***** DATA
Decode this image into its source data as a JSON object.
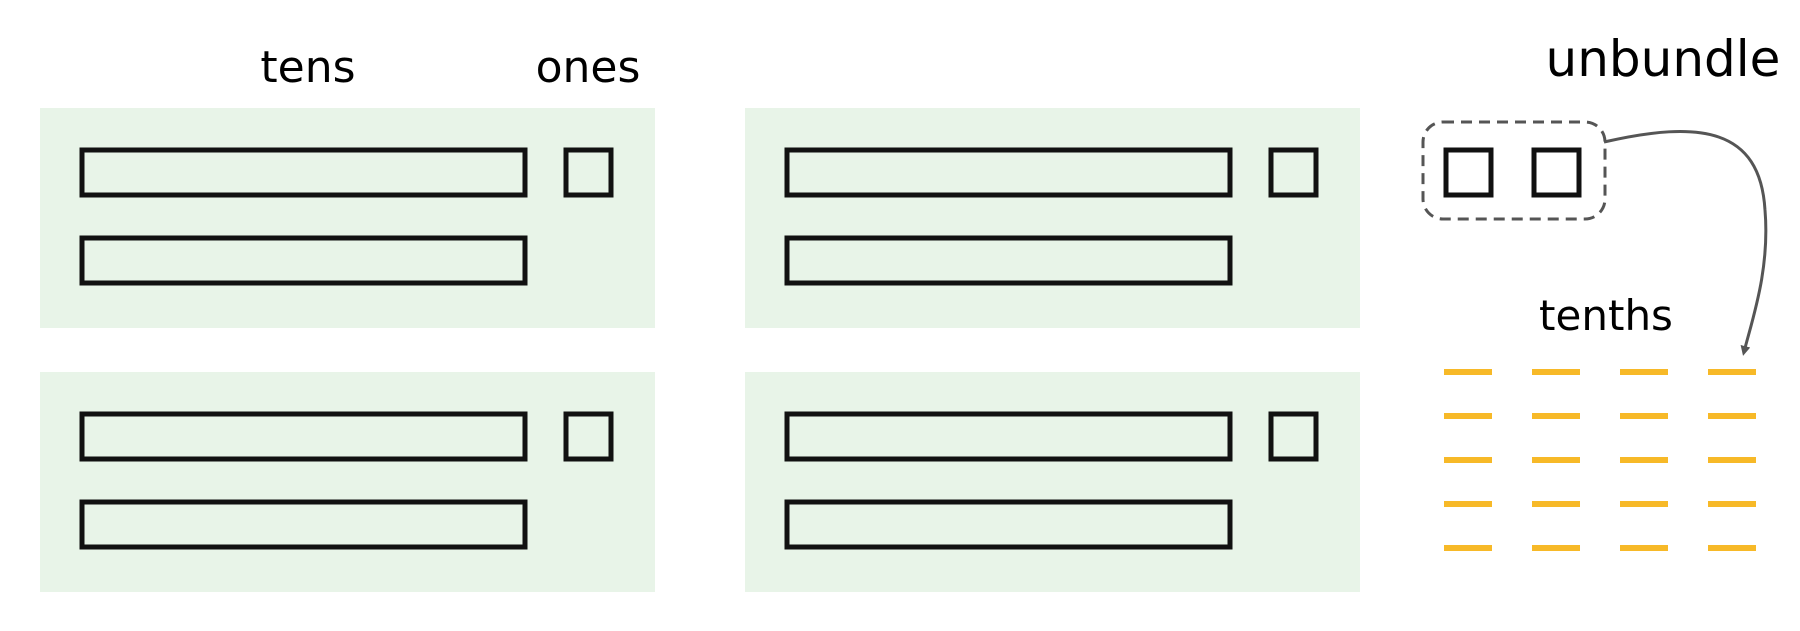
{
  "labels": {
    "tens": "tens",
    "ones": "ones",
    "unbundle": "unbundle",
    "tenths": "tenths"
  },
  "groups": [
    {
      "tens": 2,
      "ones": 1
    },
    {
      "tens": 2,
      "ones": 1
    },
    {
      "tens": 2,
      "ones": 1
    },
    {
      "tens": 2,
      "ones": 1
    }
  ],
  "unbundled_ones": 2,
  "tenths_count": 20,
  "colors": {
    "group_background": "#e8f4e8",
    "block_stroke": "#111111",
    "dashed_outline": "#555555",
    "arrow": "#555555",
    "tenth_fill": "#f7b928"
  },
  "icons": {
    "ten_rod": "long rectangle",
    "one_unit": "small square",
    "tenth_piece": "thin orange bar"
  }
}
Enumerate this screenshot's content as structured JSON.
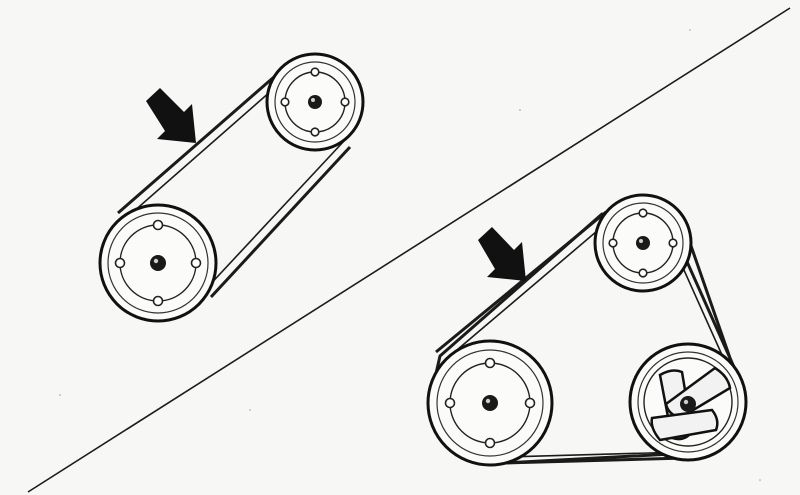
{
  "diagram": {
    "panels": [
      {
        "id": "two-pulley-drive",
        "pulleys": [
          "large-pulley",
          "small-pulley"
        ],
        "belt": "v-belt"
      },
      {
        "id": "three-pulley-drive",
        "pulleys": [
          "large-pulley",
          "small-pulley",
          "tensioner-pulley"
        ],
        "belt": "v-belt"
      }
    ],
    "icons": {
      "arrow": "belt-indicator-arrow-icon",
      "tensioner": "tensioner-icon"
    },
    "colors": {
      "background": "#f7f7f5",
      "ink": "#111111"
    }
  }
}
**********
◆ **GIVEN PROBLEM**
Leave the pictures out and output the rest of the listing exactly.

◆ **CORRECT ANSWER**
Decode this image into its source data as a JSON object.
{
  "labels": {
    "tens": "tens",
    "ones": "ones",
    "unbundle": "unbundle",
    "tenths": "tenths"
  },
  "groups": [
    {
      "tens": 2,
      "ones": 1
    },
    {
      "tens": 2,
      "ones": 1
    },
    {
      "tens": 2,
      "ones": 1
    },
    {
      "tens": 2,
      "ones": 1
    }
  ],
  "unbundled_ones": 2,
  "tenths_count": 20,
  "colors": {
    "group_background": "#e8f4e8",
    "block_stroke": "#111111",
    "dashed_outline": "#555555",
    "arrow": "#555555",
    "tenth_fill": "#f7b928"
  },
  "icons": {
    "ten_rod": "long rectangle",
    "one_unit": "small square",
    "tenth_piece": "thin orange bar"
  }
}
Enumerate this screenshot's content as structured JSON.
{
  "diagram": {
    "panels": [
      {
        "id": "two-pulley-drive",
        "pulleys": [
          "large-pulley",
          "small-pulley"
        ],
        "belt": "v-belt"
      },
      {
        "id": "three-pulley-drive",
        "pulleys": [
          "large-pulley",
          "small-pulley",
          "tensioner-pulley"
        ],
        "belt": "v-belt"
      }
    ],
    "icons": {
      "arrow": "belt-indicator-arrow-icon",
      "tensioner": "tensioner-icon"
    },
    "colors": {
      "background": "#f7f7f5",
      "ink": "#111111"
    }
  }
}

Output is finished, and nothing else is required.